> Problem
Work out how many lines in the data hold the word "terraced", and reply with that number only.

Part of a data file

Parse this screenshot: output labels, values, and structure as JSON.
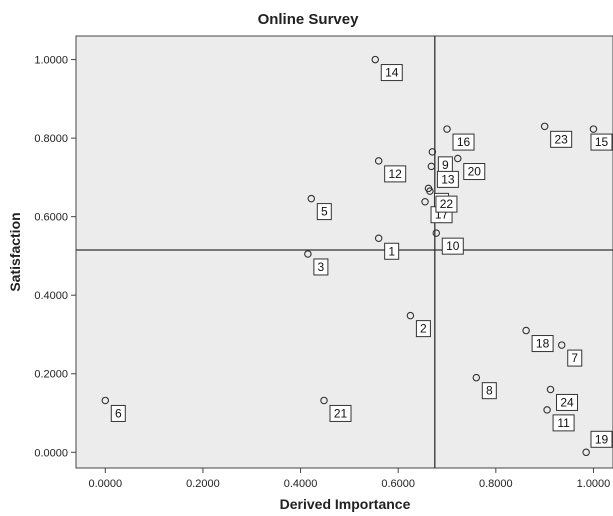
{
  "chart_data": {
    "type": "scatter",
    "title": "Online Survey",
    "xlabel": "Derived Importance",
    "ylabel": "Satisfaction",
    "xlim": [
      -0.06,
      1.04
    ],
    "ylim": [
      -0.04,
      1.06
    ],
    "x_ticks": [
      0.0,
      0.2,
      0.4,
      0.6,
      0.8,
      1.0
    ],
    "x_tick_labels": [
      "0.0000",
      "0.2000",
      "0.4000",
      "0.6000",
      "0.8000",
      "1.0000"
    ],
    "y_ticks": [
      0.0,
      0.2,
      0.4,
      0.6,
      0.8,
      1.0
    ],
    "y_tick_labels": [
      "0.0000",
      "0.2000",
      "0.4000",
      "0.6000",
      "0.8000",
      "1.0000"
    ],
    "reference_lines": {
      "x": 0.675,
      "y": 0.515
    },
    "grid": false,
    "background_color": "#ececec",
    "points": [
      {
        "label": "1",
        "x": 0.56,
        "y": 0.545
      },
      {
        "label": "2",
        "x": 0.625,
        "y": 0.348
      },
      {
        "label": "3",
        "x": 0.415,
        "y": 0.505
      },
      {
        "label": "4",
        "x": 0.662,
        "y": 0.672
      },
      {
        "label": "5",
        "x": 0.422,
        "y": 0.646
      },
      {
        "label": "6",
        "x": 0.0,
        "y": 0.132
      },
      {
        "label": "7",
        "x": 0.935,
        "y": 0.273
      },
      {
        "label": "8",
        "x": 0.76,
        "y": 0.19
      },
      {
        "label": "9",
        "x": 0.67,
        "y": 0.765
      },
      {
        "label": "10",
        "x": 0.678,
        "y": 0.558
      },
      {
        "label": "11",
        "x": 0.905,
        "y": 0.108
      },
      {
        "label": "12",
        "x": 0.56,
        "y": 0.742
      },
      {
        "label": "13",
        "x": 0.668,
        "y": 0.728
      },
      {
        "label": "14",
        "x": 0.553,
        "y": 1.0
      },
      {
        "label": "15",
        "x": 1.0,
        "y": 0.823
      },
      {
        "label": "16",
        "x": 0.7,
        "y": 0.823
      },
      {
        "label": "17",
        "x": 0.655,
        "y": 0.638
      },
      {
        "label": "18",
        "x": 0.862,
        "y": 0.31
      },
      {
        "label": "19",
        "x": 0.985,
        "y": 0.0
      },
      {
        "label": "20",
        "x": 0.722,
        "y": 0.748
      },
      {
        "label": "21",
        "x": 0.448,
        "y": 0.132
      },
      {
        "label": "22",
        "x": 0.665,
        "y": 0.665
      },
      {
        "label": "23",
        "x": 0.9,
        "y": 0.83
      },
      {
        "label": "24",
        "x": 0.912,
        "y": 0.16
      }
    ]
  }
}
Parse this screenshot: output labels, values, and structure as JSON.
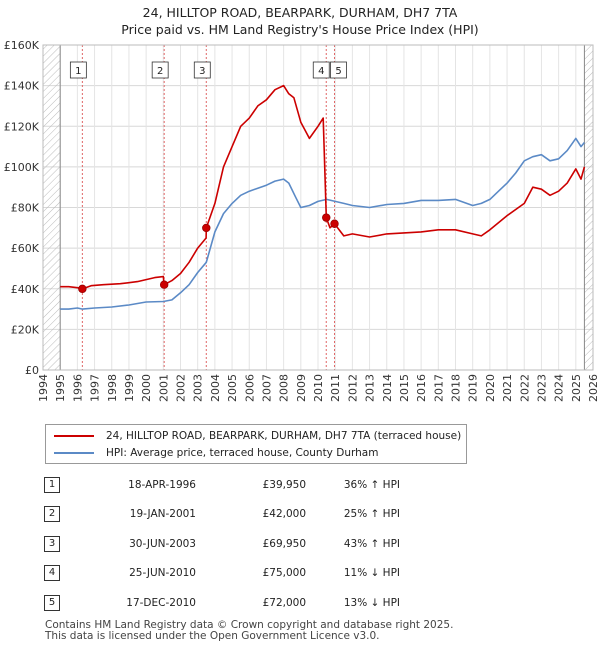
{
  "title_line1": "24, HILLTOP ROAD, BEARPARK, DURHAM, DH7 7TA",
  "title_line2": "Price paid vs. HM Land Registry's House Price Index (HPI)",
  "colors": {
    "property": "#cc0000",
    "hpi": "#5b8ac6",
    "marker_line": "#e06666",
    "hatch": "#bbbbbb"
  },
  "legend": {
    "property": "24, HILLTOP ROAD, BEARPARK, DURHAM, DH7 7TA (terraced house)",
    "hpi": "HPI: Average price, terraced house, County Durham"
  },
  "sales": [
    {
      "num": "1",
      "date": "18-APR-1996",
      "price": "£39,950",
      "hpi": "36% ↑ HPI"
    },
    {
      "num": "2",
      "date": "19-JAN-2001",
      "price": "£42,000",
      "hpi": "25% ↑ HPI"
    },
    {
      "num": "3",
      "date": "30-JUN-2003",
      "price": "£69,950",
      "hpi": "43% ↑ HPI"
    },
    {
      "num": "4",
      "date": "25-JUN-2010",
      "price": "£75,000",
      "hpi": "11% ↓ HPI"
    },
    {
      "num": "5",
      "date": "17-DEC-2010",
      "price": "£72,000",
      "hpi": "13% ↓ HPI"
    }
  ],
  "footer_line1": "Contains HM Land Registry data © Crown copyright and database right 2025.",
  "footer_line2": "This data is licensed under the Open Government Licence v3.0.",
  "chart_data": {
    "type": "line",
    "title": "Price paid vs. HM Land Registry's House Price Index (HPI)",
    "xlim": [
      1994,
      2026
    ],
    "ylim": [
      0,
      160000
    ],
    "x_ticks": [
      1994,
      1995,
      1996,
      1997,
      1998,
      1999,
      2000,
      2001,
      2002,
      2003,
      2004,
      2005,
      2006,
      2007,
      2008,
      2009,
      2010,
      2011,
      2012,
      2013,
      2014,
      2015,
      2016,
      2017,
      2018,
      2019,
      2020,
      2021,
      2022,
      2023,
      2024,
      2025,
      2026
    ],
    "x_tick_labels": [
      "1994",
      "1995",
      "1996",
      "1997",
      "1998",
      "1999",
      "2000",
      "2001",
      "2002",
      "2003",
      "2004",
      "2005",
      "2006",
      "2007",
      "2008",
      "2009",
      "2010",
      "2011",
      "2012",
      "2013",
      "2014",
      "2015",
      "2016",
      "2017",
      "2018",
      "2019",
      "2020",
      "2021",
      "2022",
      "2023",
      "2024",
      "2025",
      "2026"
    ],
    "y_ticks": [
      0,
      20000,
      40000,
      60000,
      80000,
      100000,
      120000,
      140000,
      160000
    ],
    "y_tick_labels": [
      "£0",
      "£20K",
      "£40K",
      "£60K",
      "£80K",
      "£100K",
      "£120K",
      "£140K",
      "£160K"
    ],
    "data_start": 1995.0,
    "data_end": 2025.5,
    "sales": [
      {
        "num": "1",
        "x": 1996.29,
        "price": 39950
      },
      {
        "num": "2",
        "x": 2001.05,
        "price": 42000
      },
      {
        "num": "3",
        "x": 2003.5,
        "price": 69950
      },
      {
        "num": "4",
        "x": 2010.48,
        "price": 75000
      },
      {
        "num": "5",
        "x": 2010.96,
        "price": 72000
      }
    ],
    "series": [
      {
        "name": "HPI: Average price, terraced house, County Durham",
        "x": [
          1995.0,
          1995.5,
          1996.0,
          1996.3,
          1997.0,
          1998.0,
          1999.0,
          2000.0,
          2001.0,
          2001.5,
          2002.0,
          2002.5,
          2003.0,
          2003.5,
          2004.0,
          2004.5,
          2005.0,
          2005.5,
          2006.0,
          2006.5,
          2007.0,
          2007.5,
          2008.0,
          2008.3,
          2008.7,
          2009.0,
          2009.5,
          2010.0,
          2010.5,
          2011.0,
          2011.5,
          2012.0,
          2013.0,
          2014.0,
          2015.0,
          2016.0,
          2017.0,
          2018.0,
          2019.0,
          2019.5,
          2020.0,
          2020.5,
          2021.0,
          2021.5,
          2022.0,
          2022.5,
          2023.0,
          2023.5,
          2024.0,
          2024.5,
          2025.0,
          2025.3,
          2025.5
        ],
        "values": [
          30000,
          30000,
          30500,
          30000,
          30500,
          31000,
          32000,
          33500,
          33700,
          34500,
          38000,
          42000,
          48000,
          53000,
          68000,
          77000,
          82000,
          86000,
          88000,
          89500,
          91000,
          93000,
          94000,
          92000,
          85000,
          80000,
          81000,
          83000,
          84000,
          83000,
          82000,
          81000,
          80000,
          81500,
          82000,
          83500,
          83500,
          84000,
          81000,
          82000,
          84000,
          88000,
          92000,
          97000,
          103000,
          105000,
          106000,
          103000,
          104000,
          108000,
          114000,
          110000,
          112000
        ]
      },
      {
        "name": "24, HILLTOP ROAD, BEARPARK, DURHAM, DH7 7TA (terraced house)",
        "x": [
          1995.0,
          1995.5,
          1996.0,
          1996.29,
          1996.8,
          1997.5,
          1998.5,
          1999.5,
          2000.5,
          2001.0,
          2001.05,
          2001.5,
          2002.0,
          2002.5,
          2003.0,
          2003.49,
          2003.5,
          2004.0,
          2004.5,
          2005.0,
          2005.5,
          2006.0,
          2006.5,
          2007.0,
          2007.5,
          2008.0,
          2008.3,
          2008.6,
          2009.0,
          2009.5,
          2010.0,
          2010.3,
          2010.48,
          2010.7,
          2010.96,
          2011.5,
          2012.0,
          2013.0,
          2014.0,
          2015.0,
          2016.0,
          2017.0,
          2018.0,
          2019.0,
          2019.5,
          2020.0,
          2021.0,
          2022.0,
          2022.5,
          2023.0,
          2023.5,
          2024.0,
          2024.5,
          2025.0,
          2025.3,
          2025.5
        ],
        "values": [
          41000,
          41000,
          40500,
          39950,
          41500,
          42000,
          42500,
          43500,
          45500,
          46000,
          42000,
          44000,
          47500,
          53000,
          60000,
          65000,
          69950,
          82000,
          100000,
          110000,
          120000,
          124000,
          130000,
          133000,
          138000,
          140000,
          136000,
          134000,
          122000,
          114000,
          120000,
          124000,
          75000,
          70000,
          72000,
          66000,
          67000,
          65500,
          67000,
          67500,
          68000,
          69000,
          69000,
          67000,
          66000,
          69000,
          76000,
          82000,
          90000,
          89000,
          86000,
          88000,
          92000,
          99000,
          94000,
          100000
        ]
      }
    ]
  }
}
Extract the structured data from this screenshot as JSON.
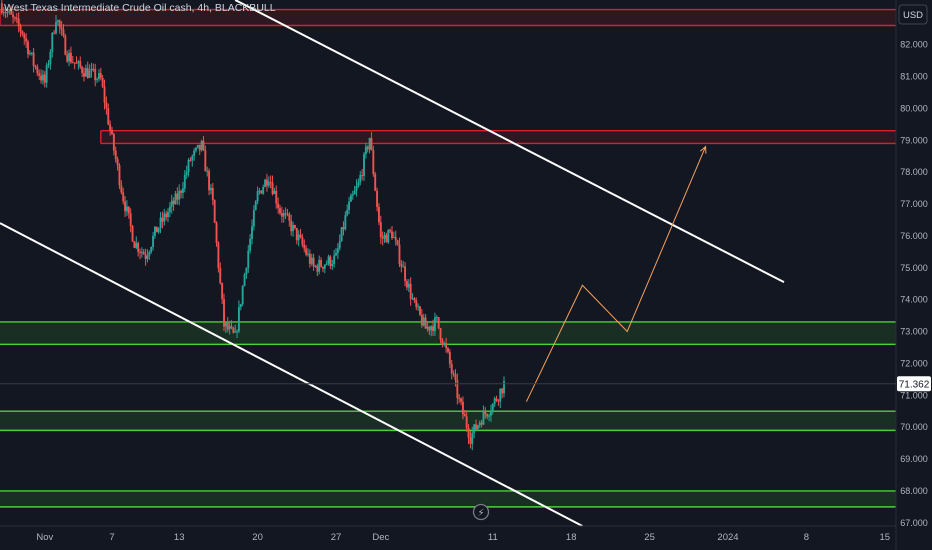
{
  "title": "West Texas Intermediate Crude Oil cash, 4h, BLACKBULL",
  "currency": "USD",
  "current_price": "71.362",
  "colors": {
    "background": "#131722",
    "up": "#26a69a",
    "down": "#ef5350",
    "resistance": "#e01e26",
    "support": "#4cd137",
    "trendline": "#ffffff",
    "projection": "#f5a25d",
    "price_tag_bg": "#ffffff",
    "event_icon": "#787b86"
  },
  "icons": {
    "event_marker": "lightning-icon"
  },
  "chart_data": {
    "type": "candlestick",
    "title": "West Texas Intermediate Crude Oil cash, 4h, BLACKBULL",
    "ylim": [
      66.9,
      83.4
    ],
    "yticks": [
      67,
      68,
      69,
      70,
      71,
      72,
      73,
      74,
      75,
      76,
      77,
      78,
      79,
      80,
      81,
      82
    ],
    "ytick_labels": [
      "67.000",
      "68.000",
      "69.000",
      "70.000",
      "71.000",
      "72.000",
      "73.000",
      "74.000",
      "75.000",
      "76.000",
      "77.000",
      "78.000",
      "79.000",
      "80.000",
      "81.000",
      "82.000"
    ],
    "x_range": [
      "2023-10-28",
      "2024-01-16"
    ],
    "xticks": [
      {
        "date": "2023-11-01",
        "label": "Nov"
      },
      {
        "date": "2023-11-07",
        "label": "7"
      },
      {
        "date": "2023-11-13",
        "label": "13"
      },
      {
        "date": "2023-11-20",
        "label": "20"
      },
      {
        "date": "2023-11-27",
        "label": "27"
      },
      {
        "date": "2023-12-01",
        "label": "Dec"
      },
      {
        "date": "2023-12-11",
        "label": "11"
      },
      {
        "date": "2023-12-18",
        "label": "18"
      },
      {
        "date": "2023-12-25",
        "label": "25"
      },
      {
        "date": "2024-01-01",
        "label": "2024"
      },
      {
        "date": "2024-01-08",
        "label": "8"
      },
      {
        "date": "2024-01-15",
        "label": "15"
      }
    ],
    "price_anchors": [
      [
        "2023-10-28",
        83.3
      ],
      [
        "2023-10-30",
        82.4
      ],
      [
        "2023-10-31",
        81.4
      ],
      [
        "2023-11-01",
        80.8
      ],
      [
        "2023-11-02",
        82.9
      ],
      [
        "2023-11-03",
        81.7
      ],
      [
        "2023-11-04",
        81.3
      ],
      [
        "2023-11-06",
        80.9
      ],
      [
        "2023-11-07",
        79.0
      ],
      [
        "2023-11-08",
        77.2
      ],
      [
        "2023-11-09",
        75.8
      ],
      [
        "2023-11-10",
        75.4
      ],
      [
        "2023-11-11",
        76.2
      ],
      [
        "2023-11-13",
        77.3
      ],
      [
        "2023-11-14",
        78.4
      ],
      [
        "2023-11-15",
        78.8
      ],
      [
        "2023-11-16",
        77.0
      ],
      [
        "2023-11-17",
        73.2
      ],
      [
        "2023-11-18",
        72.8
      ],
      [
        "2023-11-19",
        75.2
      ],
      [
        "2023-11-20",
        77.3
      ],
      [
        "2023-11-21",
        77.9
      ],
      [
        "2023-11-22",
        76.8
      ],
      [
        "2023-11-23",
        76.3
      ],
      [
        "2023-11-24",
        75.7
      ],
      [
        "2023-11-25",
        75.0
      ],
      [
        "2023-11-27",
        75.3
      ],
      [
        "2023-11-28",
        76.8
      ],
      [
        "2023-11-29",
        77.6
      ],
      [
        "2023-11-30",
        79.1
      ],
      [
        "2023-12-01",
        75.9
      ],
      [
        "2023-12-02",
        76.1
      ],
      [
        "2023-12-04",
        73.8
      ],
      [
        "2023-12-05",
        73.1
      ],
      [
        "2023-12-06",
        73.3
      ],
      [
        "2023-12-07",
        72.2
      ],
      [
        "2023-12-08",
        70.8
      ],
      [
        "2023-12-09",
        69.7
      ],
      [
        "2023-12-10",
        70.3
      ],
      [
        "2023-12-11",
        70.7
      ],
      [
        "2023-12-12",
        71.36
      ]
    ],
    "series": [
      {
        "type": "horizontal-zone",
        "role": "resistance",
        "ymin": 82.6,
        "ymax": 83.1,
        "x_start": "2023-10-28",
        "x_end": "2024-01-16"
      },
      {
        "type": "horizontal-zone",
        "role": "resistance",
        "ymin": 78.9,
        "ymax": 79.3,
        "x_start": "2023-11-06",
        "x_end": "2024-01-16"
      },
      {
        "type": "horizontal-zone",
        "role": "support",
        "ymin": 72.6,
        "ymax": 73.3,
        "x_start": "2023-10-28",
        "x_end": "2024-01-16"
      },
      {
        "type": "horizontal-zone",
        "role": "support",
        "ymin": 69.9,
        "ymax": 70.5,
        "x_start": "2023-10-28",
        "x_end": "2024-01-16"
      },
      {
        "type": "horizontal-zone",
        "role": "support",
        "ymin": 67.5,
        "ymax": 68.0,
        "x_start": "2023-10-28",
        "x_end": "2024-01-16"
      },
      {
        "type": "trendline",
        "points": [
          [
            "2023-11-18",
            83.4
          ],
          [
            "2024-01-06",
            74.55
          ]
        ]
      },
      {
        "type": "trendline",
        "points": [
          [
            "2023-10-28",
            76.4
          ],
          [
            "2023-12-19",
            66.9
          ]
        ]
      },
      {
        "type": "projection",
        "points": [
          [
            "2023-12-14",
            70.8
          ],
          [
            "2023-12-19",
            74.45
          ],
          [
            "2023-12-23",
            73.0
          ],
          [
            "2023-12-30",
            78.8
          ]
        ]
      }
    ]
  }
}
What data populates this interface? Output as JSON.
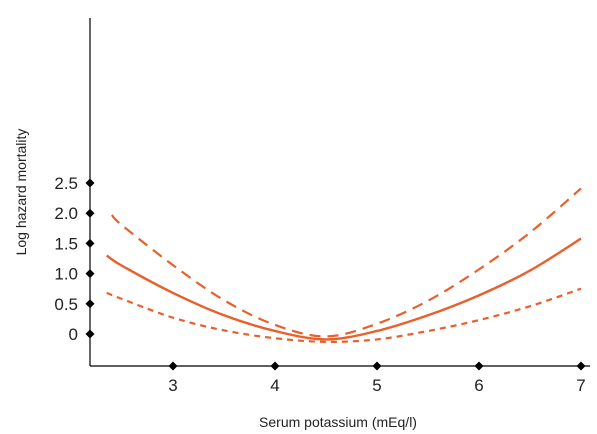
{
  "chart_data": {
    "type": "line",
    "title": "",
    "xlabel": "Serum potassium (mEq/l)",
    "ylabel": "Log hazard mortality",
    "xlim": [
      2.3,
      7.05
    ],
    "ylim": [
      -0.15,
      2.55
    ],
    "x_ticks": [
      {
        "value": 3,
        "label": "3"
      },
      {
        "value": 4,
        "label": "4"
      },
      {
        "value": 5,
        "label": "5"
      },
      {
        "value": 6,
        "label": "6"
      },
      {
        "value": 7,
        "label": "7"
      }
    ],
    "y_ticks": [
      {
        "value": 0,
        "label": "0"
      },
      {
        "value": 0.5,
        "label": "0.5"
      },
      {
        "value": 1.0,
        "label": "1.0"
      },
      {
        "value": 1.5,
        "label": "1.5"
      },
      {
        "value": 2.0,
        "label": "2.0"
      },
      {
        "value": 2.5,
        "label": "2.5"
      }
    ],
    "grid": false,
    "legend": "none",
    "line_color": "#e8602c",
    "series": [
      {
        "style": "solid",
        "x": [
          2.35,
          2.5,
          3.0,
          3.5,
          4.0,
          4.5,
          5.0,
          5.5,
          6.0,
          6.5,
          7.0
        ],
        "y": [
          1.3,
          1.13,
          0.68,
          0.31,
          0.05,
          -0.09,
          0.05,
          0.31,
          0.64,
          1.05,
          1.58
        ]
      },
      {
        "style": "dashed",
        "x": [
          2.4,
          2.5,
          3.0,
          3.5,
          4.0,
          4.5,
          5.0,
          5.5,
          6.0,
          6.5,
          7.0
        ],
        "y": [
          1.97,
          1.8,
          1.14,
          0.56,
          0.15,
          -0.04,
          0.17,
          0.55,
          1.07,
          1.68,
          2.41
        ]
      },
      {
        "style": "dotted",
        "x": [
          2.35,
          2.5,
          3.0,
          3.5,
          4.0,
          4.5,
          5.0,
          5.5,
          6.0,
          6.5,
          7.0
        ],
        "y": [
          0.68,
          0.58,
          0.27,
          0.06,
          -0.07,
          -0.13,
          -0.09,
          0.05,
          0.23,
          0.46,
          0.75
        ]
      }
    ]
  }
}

> Answer to this task
4